## DATASET
^^^^^^^^^^^^^^^^
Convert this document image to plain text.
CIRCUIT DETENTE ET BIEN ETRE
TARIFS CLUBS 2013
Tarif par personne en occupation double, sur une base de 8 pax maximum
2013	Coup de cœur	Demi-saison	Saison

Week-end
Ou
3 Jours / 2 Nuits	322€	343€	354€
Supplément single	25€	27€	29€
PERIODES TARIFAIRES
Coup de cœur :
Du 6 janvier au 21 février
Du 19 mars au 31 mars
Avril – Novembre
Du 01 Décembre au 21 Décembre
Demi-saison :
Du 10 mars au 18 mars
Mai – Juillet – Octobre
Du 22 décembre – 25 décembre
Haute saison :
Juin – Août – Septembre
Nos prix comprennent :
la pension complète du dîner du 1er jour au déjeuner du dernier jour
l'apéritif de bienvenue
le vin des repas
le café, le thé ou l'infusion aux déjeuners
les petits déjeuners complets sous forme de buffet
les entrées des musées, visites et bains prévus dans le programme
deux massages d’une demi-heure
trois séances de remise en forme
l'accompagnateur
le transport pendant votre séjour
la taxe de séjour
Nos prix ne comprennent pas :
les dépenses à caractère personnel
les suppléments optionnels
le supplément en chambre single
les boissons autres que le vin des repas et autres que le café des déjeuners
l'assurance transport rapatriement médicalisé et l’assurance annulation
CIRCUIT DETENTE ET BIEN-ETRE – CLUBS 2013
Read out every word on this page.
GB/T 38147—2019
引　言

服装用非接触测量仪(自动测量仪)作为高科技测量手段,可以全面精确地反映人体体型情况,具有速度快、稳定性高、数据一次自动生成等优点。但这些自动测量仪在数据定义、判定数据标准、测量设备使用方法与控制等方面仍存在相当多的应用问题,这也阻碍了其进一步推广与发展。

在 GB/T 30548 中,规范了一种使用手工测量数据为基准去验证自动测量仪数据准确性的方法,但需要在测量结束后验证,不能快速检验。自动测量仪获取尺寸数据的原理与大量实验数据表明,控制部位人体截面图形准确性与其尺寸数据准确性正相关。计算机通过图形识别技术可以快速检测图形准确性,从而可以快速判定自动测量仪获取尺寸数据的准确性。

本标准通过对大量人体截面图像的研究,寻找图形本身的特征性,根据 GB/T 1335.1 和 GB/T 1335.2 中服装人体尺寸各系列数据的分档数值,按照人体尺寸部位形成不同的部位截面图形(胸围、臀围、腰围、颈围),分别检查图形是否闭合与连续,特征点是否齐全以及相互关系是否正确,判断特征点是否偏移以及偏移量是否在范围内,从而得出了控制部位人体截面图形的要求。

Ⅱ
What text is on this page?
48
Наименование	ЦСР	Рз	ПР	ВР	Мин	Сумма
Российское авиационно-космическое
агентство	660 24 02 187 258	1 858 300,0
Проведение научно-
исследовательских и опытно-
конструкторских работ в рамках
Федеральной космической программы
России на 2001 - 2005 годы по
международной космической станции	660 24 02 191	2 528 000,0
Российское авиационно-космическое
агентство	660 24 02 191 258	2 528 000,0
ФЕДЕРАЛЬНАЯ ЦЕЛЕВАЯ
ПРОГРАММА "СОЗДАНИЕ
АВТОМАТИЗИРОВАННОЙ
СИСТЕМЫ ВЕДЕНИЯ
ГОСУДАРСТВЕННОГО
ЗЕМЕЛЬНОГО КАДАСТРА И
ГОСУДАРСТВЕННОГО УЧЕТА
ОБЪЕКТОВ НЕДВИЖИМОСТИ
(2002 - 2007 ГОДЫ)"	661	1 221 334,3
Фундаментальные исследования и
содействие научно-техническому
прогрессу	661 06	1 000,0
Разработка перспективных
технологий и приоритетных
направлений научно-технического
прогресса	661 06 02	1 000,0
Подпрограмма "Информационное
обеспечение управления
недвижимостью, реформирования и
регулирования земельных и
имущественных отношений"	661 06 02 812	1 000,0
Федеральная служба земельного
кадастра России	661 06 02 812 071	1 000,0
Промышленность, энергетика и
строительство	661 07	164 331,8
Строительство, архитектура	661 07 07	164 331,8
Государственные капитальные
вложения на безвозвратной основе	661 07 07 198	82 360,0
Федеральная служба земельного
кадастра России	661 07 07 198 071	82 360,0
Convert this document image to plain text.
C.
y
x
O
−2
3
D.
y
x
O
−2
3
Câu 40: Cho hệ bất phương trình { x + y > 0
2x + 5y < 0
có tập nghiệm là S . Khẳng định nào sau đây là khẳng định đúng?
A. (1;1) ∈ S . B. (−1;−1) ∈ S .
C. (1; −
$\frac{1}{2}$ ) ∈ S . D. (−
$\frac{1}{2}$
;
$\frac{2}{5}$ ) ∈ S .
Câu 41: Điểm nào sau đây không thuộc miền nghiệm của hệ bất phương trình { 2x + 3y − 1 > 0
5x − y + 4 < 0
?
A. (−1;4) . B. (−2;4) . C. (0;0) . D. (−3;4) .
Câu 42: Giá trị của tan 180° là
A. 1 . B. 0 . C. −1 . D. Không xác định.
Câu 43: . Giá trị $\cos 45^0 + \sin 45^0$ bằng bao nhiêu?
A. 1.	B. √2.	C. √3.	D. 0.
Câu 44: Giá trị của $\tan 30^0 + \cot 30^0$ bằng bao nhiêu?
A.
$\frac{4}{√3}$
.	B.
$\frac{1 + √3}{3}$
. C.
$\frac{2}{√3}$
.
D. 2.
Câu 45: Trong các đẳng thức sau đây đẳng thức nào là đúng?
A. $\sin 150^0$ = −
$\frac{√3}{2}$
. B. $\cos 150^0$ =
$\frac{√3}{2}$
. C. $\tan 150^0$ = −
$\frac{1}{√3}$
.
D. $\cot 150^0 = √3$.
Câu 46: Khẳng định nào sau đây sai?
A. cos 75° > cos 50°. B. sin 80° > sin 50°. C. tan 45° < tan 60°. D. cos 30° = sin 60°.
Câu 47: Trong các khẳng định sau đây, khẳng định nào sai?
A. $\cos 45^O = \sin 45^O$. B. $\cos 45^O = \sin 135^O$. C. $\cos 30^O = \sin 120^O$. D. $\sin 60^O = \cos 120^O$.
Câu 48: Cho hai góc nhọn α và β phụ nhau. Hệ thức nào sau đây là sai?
^^^^^^^^^^^^^^^^
## PROBLEM DETAILS
Reproduce each line verbatim.

## COMPLETED EXERCISE
Convert this document image to plain text.
CIRCUIT DETENTE ET BIEN ETRE
TARIFS CLUBS 2013
Tarif par personne en occupation double, sur une base de 8 pax maximum
2013	Coup de cœur	Demi-saison	Saison

Week-end
Ou
3 Jours / 2 Nuits	322€	343€	354€
Supplément single	25€	27€	29€
PERIODES TARIFAIRES
Coup de cœur :
Du 6 janvier au 21 février
Du 19 mars au 31 mars
Avril – Novembre
Du 01 Décembre au 21 Décembre
Demi-saison :
Du 10 mars au 18 mars
Mai – Juillet – Octobre
Du 22 décembre – 25 décembre
Haute saison :
Juin – Août – Septembre
Nos prix comprennent :
la pension complète du dîner du 1er jour au déjeuner du dernier jour
l'apéritif de bienvenue
le vin des repas
le café, le thé ou l'infusion aux déjeuners
les petits déjeuners complets sous forme de buffet
les entrées des musées, visites et bains prévus dans le programme
deux massages d’une demi-heure
trois séances de remise en forme
l'accompagnateur
le transport pendant votre séjour
la taxe de séjour
Nos prix ne comprennent pas :
les dépenses à caractère personnel
les suppléments optionnels
le supplément en chambre single
les boissons autres que le vin des repas et autres que le café des déjeuners
l'assurance transport rapatriement médicalisé et l’assurance annulation
CIRCUIT DETENTE ET BIEN-ETRE – CLUBS 2013
Read out every word on this page.
GB/T 38147—2019
引　言

服装用非接触测量仪(自动测量仪)作为高科技测量手段,可以全面精确地反映人体体型情况,具有速度快、稳定性高、数据一次自动生成等优点。但这些自动测量仪在数据定义、判定数据标准、测量设备使用方法与控制等方面仍存在相当多的应用问题,这也阻碍了其进一步推广与发展。

在 GB/T 30548 中,规范了一种使用手工测量数据为基准去验证自动测量仪数据准确性的方法,但需要在测量结束后验证,不能快速检验。自动测量仪获取尺寸数据的原理与大量实验数据表明,控制部位人体截面图形准确性与其尺寸数据准确性正相关。计算机通过图形识别技术可以快速检测图形准确性,从而可以快速判定自动测量仪获取尺寸数据的准确性。

本标准通过对大量人体截面图像的研究,寻找图形本身的特征性,根据 GB/T 1335.1 和 GB/T 1335.2 中服装人体尺寸各系列数据的分档数值,按照人体尺寸部位形成不同的部位截面图形(胸围、臀围、腰围、颈围),分别检查图形是否闭合与连续,特征点是否齐全以及相互关系是否正确,判断特征点是否偏移以及偏移量是否在范围内,从而得出了控制部位人体截面图形的要求。

Ⅱ
What text is on this page?
48
Наименование	ЦСР	Рз	ПР	ВР	Мин	Сумма
Российское авиационно-космическое
агентство	660 24 02 187 258	1 858 300,0
Проведение научно-
исследовательских и опытно-
конструкторских работ в рамках
Федеральной космической программы
России на 2001 - 2005 годы по
международной космической станции	660 24 02 191	2 528 000,0
Российское авиационно-космическое
агентство	660 24 02 191 258	2 528 000,0
ФЕДЕРАЛЬНАЯ ЦЕЛЕВАЯ
ПРОГРАММА "СОЗДАНИЕ
АВТОМАТИЗИРОВАННОЙ
СИСТЕМЫ ВЕДЕНИЯ
ГОСУДАРСТВЕННОГО
ЗЕМЕЛЬНОГО КАДАСТРА И
ГОСУДАРСТВЕННОГО УЧЕТА
ОБЪЕКТОВ НЕДВИЖИМОСТИ
(2002 - 2007 ГОДЫ)"	661	1 221 334,3
Фундаментальные исследования и
содействие научно-техническому
прогрессу	661 06	1 000,0
Разработка перспективных
технологий и приоритетных
направлений научно-технического
прогресса	661 06 02	1 000,0
Подпрограмма "Информационное
обеспечение управления
недвижимостью, реформирования и
регулирования земельных и
имущественных отношений"	661 06 02 812	1 000,0
Федеральная служба земельного
кадастра России	661 06 02 812 071	1 000,0
Промышленность, энергетика и
строительство	661 07	164 331,8
Строительство, архитектура	661 07 07	164 331,8
Государственные капитальные
вложения на безвозвратной основе	661 07 07 198	82 360,0
Федеральная служба земельного
кадастра России	661 07 07 198 071	82 360,0
Convert this document image to plain text.
C.
y
x
O
−2
3
D.
y
x
O
−2
3
Câu 40: Cho hệ bất phương trình { x + y > 0
2x + 5y < 0
có tập nghiệm là S . Khẳng định nào sau đây là khẳng định đúng?
A. (1;1) ∈ S . B. (−1;−1) ∈ S .
C. (1; −
$\frac{1}{2}$ ) ∈ S . D. (−
$\frac{1}{2}$
;
$\frac{2}{5}$ ) ∈ S .
Câu 41: Điểm nào sau đây không thuộc miền nghiệm của hệ bất phương trình { 2x + 3y − 1 > 0
5x − y + 4 < 0
?
A. (−1;4) . B. (−2;4) . C. (0;0) . D. (−3;4) .
Câu 42: Giá trị của tan 180° là
A. 1 . B. 0 . C. −1 . D. Không xác định.
Câu 43: . Giá trị $\cos 45^0 + \sin 45^0$ bằng bao nhiêu?
A. 1.	B. √2.	C. √3.	D. 0.
Câu 44: Giá trị của $\tan 30^0 + \cot 30^0$ bằng bao nhiêu?
A.
$\frac{4}{√3}$
.	B.
$\frac{1 + √3}{3}$
. C.
$\frac{2}{√3}$
.
D. 2.
Câu 45: Trong các đẳng thức sau đây đẳng thức nào là đúng?
A. $\sin 150^0$ = −
$\frac{√3}{2}$
. B. $\cos 150^0$ =
$\frac{√3}{2}$
. C. $\tan 150^0$ = −
$\frac{1}{√3}$
.
D. $\cot 150^0 = √3$.
Câu 46: Khẳng định nào sau đây sai?
A. cos 75° > cos 50°. B. sin 80° > sin 50°. C. tan 45° < tan 60°. D. cos 30° = sin 60°.
Câu 47: Trong các khẳng định sau đây, khẳng định nào sai?
A. $\cos 45^O = \sin 45^O$. B. $\cos 45^O = \sin 135^O$. C. $\cos 30^O = \sin 120^O$. D. $\sin 60^O = \cos 120^O$.
Câu 48: Cho hai góc nhọn α và β phụ nhau. Hệ thức nào sau đây là sai?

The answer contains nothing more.